## The exercise:
Copy every entry word for word. Skip the pictures.

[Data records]
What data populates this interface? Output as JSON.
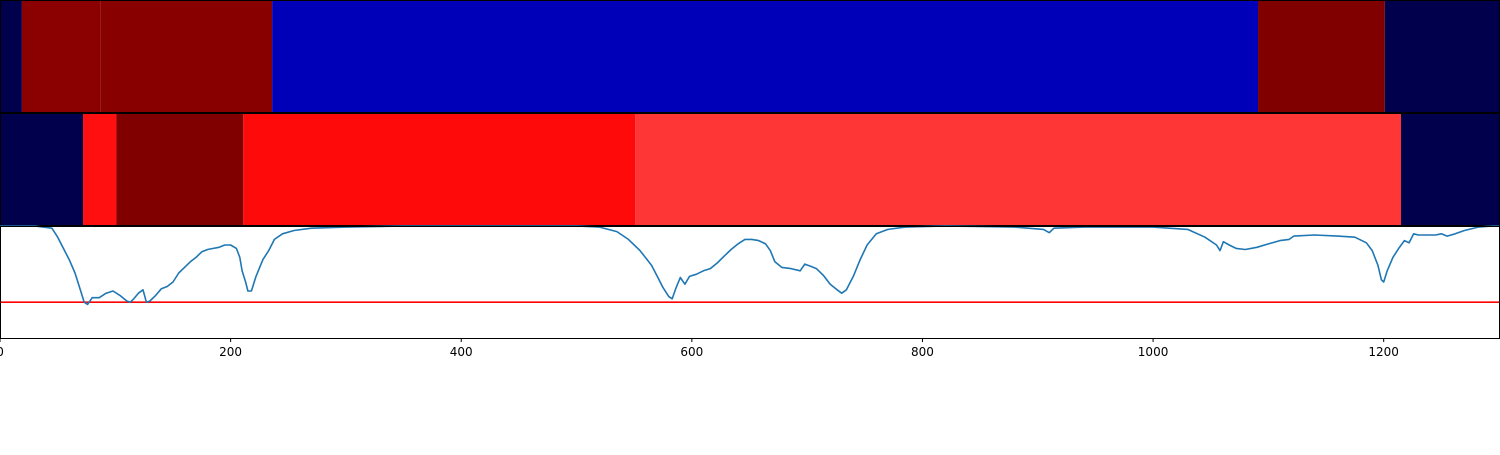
{
  "chart_data": {
    "type": "heatmap",
    "x_range": [
      0,
      1300
    ],
    "x_ticks": [
      0,
      200,
      400,
      600,
      800,
      1000,
      1200
    ],
    "bands": [
      {
        "name": "band-top",
        "segments": [
          {
            "start": 0,
            "end": 19,
            "color": "#00004c"
          },
          {
            "start": 19,
            "end": 87,
            "color": "#8b0000"
          },
          {
            "start": 87,
            "end": 236,
            "color": "#880000"
          },
          {
            "start": 236,
            "end": 1091,
            "color": "#0000b8"
          },
          {
            "start": 1091,
            "end": 1201,
            "color": "#800000"
          },
          {
            "start": 1201,
            "end": 1300,
            "color": "#00004c"
          }
        ]
      },
      {
        "name": "band-middle",
        "segments": [
          {
            "start": 0,
            "end": 72,
            "color": "#00004c"
          },
          {
            "start": 72,
            "end": 101,
            "color": "#ff0f0f"
          },
          {
            "start": 101,
            "end": 211,
            "color": "#800000"
          },
          {
            "start": 211,
            "end": 551,
            "color": "#ff0a0a"
          },
          {
            "start": 551,
            "end": 1215,
            "color": "#ff3636"
          },
          {
            "start": 1215,
            "end": 1300,
            "color": "#00004c"
          }
        ]
      }
    ],
    "line": {
      "color": "#1f77b4",
      "y_range": [
        0,
        1
      ],
      "points": [
        [
          0,
          1.0
        ],
        [
          30,
          1.0
        ],
        [
          45,
          0.98
        ],
        [
          50,
          0.9
        ],
        [
          55,
          0.8
        ],
        [
          60,
          0.7
        ],
        [
          65,
          0.58
        ],
        [
          70,
          0.42
        ],
        [
          73,
          0.32
        ],
        [
          76,
          0.3
        ],
        [
          80,
          0.36
        ],
        [
          86,
          0.36
        ],
        [
          92,
          0.4
        ],
        [
          98,
          0.42
        ],
        [
          104,
          0.38
        ],
        [
          110,
          0.33
        ],
        [
          113,
          0.32
        ],
        [
          116,
          0.35
        ],
        [
          120,
          0.4
        ],
        [
          124,
          0.43
        ],
        [
          127,
          0.32
        ],
        [
          130,
          0.33
        ],
        [
          135,
          0.38
        ],
        [
          140,
          0.44
        ],
        [
          145,
          0.46
        ],
        [
          150,
          0.5
        ],
        [
          155,
          0.58
        ],
        [
          160,
          0.63
        ],
        [
          165,
          0.68
        ],
        [
          170,
          0.72
        ],
        [
          175,
          0.77
        ],
        [
          180,
          0.79
        ],
        [
          185,
          0.8
        ],
        [
          190,
          0.81
        ],
        [
          195,
          0.83
        ],
        [
          200,
          0.83
        ],
        [
          205,
          0.8
        ],
        [
          208,
          0.72
        ],
        [
          210,
          0.6
        ],
        [
          213,
          0.5
        ],
        [
          215,
          0.42
        ],
        [
          218,
          0.42
        ],
        [
          222,
          0.55
        ],
        [
          228,
          0.7
        ],
        [
          233,
          0.78
        ],
        [
          238,
          0.88
        ],
        [
          245,
          0.93
        ],
        [
          255,
          0.96
        ],
        [
          270,
          0.98
        ],
        [
          300,
          0.99
        ],
        [
          350,
          1.0
        ],
        [
          500,
          1.0
        ],
        [
          520,
          0.99
        ],
        [
          535,
          0.95
        ],
        [
          545,
          0.88
        ],
        [
          555,
          0.78
        ],
        [
          565,
          0.65
        ],
        [
          570,
          0.55
        ],
        [
          575,
          0.45
        ],
        [
          580,
          0.37
        ],
        [
          583,
          0.35
        ],
        [
          586,
          0.44
        ],
        [
          590,
          0.54
        ],
        [
          594,
          0.48
        ],
        [
          598,
          0.55
        ],
        [
          604,
          0.57
        ],
        [
          610,
          0.6
        ],
        [
          616,
          0.62
        ],
        [
          622,
          0.67
        ],
        [
          628,
          0.73
        ],
        [
          634,
          0.79
        ],
        [
          640,
          0.84
        ],
        [
          646,
          0.88
        ],
        [
          652,
          0.88
        ],
        [
          658,
          0.87
        ],
        [
          664,
          0.84
        ],
        [
          668,
          0.78
        ],
        [
          672,
          0.68
        ],
        [
          678,
          0.63
        ],
        [
          686,
          0.62
        ],
        [
          694,
          0.6
        ],
        [
          698,
          0.66
        ],
        [
          703,
          0.64
        ],
        [
          708,
          0.62
        ],
        [
          714,
          0.56
        ],
        [
          720,
          0.48
        ],
        [
          726,
          0.43
        ],
        [
          730,
          0.4
        ],
        [
          734,
          0.43
        ],
        [
          740,
          0.55
        ],
        [
          746,
          0.7
        ],
        [
          752,
          0.83
        ],
        [
          760,
          0.93
        ],
        [
          770,
          0.97
        ],
        [
          785,
          0.99
        ],
        [
          820,
          1.0
        ],
        [
          880,
          0.99
        ],
        [
          905,
          0.97
        ],
        [
          910,
          0.94
        ],
        [
          914,
          0.98
        ],
        [
          940,
          0.99
        ],
        [
          1000,
          0.99
        ],
        [
          1030,
          0.97
        ],
        [
          1045,
          0.9
        ],
        [
          1055,
          0.83
        ],
        [
          1058,
          0.78
        ],
        [
          1061,
          0.86
        ],
        [
          1066,
          0.83
        ],
        [
          1072,
          0.8
        ],
        [
          1080,
          0.79
        ],
        [
          1090,
          0.81
        ],
        [
          1100,
          0.84
        ],
        [
          1110,
          0.87
        ],
        [
          1118,
          0.88
        ],
        [
          1122,
          0.91
        ],
        [
          1140,
          0.92
        ],
        [
          1160,
          0.91
        ],
        [
          1175,
          0.9
        ],
        [
          1185,
          0.85
        ],
        [
          1190,
          0.78
        ],
        [
          1195,
          0.65
        ],
        [
          1198,
          0.52
        ],
        [
          1200,
          0.5
        ],
        [
          1203,
          0.6
        ],
        [
          1208,
          0.72
        ],
        [
          1213,
          0.8
        ],
        [
          1218,
          0.87
        ],
        [
          1222,
          0.85
        ],
        [
          1226,
          0.93
        ],
        [
          1230,
          0.92
        ],
        [
          1245,
          0.92
        ],
        [
          1250,
          0.93
        ],
        [
          1255,
          0.91
        ],
        [
          1262,
          0.93
        ],
        [
          1270,
          0.96
        ],
        [
          1282,
          0.99
        ],
        [
          1295,
          1.0
        ],
        [
          1300,
          1.0
        ]
      ]
    },
    "threshold": {
      "value": 0.32,
      "color": "#ff0000"
    }
  }
}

## Response to the task:
What data populates this interface? Output as JSON.
{
  "chart_data": {
    "type": "heatmap",
    "x_range": [
      0,
      1300
    ],
    "x_ticks": [
      0,
      200,
      400,
      600,
      800,
      1000,
      1200
    ],
    "bands": [
      {
        "name": "band-top",
        "segments": [
          {
            "start": 0,
            "end": 19,
            "color": "#00004c"
          },
          {
            "start": 19,
            "end": 87,
            "color": "#8b0000"
          },
          {
            "start": 87,
            "end": 236,
            "color": "#880000"
          },
          {
            "start": 236,
            "end": 1091,
            "color": "#0000b8"
          },
          {
            "start": 1091,
            "end": 1201,
            "color": "#800000"
          },
          {
            "start": 1201,
            "end": 1300,
            "color": "#00004c"
          }
        ]
      },
      {
        "name": "band-middle",
        "segments": [
          {
            "start": 0,
            "end": 72,
            "color": "#00004c"
          },
          {
            "start": 72,
            "end": 101,
            "color": "#ff0f0f"
          },
          {
            "start": 101,
            "end": 211,
            "color": "#800000"
          },
          {
            "start": 211,
            "end": 551,
            "color": "#ff0a0a"
          },
          {
            "start": 551,
            "end": 1215,
            "color": "#ff3636"
          },
          {
            "start": 1215,
            "end": 1300,
            "color": "#00004c"
          }
        ]
      }
    ],
    "line": {
      "color": "#1f77b4",
      "y_range": [
        0,
        1
      ],
      "points": [
        [
          0,
          1.0
        ],
        [
          30,
          1.0
        ],
        [
          45,
          0.98
        ],
        [
          50,
          0.9
        ],
        [
          55,
          0.8
        ],
        [
          60,
          0.7
        ],
        [
          65,
          0.58
        ],
        [
          70,
          0.42
        ],
        [
          73,
          0.32
        ],
        [
          76,
          0.3
        ],
        [
          80,
          0.36
        ],
        [
          86,
          0.36
        ],
        [
          92,
          0.4
        ],
        [
          98,
          0.42
        ],
        [
          104,
          0.38
        ],
        [
          110,
          0.33
        ],
        [
          113,
          0.32
        ],
        [
          116,
          0.35
        ],
        [
          120,
          0.4
        ],
        [
          124,
          0.43
        ],
        [
          127,
          0.32
        ],
        [
          130,
          0.33
        ],
        [
          135,
          0.38
        ],
        [
          140,
          0.44
        ],
        [
          145,
          0.46
        ],
        [
          150,
          0.5
        ],
        [
          155,
          0.58
        ],
        [
          160,
          0.63
        ],
        [
          165,
          0.68
        ],
        [
          170,
          0.72
        ],
        [
          175,
          0.77
        ],
        [
          180,
          0.79
        ],
        [
          185,
          0.8
        ],
        [
          190,
          0.81
        ],
        [
          195,
          0.83
        ],
        [
          200,
          0.83
        ],
        [
          205,
          0.8
        ],
        [
          208,
          0.72
        ],
        [
          210,
          0.6
        ],
        [
          213,
          0.5
        ],
        [
          215,
          0.42
        ],
        [
          218,
          0.42
        ],
        [
          222,
          0.55
        ],
        [
          228,
          0.7
        ],
        [
          233,
          0.78
        ],
        [
          238,
          0.88
        ],
        [
          245,
          0.93
        ],
        [
          255,
          0.96
        ],
        [
          270,
          0.98
        ],
        [
          300,
          0.99
        ],
        [
          350,
          1.0
        ],
        [
          500,
          1.0
        ],
        [
          520,
          0.99
        ],
        [
          535,
          0.95
        ],
        [
          545,
          0.88
        ],
        [
          555,
          0.78
        ],
        [
          565,
          0.65
        ],
        [
          570,
          0.55
        ],
        [
          575,
          0.45
        ],
        [
          580,
          0.37
        ],
        [
          583,
          0.35
        ],
        [
          586,
          0.44
        ],
        [
          590,
          0.54
        ],
        [
          594,
          0.48
        ],
        [
          598,
          0.55
        ],
        [
          604,
          0.57
        ],
        [
          610,
          0.6
        ],
        [
          616,
          0.62
        ],
        [
          622,
          0.67
        ],
        [
          628,
          0.73
        ],
        [
          634,
          0.79
        ],
        [
          640,
          0.84
        ],
        [
          646,
          0.88
        ],
        [
          652,
          0.88
        ],
        [
          658,
          0.87
        ],
        [
          664,
          0.84
        ],
        [
          668,
          0.78
        ],
        [
          672,
          0.68
        ],
        [
          678,
          0.63
        ],
        [
          686,
          0.62
        ],
        [
          694,
          0.6
        ],
        [
          698,
          0.66
        ],
        [
          703,
          0.64
        ],
        [
          708,
          0.62
        ],
        [
          714,
          0.56
        ],
        [
          720,
          0.48
        ],
        [
          726,
          0.43
        ],
        [
          730,
          0.4
        ],
        [
          734,
          0.43
        ],
        [
          740,
          0.55
        ],
        [
          746,
          0.7
        ],
        [
          752,
          0.83
        ],
        [
          760,
          0.93
        ],
        [
          770,
          0.97
        ],
        [
          785,
          0.99
        ],
        [
          820,
          1.0
        ],
        [
          880,
          0.99
        ],
        [
          905,
          0.97
        ],
        [
          910,
          0.94
        ],
        [
          914,
          0.98
        ],
        [
          940,
          0.99
        ],
        [
          1000,
          0.99
        ],
        [
          1030,
          0.97
        ],
        [
          1045,
          0.9
        ],
        [
          1055,
          0.83
        ],
        [
          1058,
          0.78
        ],
        [
          1061,
          0.86
        ],
        [
          1066,
          0.83
        ],
        [
          1072,
          0.8
        ],
        [
          1080,
          0.79
        ],
        [
          1090,
          0.81
        ],
        [
          1100,
          0.84
        ],
        [
          1110,
          0.87
        ],
        [
          1118,
          0.88
        ],
        [
          1122,
          0.91
        ],
        [
          1140,
          0.92
        ],
        [
          1160,
          0.91
        ],
        [
          1175,
          0.9
        ],
        [
          1185,
          0.85
        ],
        [
          1190,
          0.78
        ],
        [
          1195,
          0.65
        ],
        [
          1198,
          0.52
        ],
        [
          1200,
          0.5
        ],
        [
          1203,
          0.6
        ],
        [
          1208,
          0.72
        ],
        [
          1213,
          0.8
        ],
        [
          1218,
          0.87
        ],
        [
          1222,
          0.85
        ],
        [
          1226,
          0.93
        ],
        [
          1230,
          0.92
        ],
        [
          1245,
          0.92
        ],
        [
          1250,
          0.93
        ],
        [
          1255,
          0.91
        ],
        [
          1262,
          0.93
        ],
        [
          1270,
          0.96
        ],
        [
          1282,
          0.99
        ],
        [
          1295,
          1.0
        ],
        [
          1300,
          1.0
        ]
      ]
    },
    "threshold": {
      "value": 0.32,
      "color": "#ff0000"
    }
  }
}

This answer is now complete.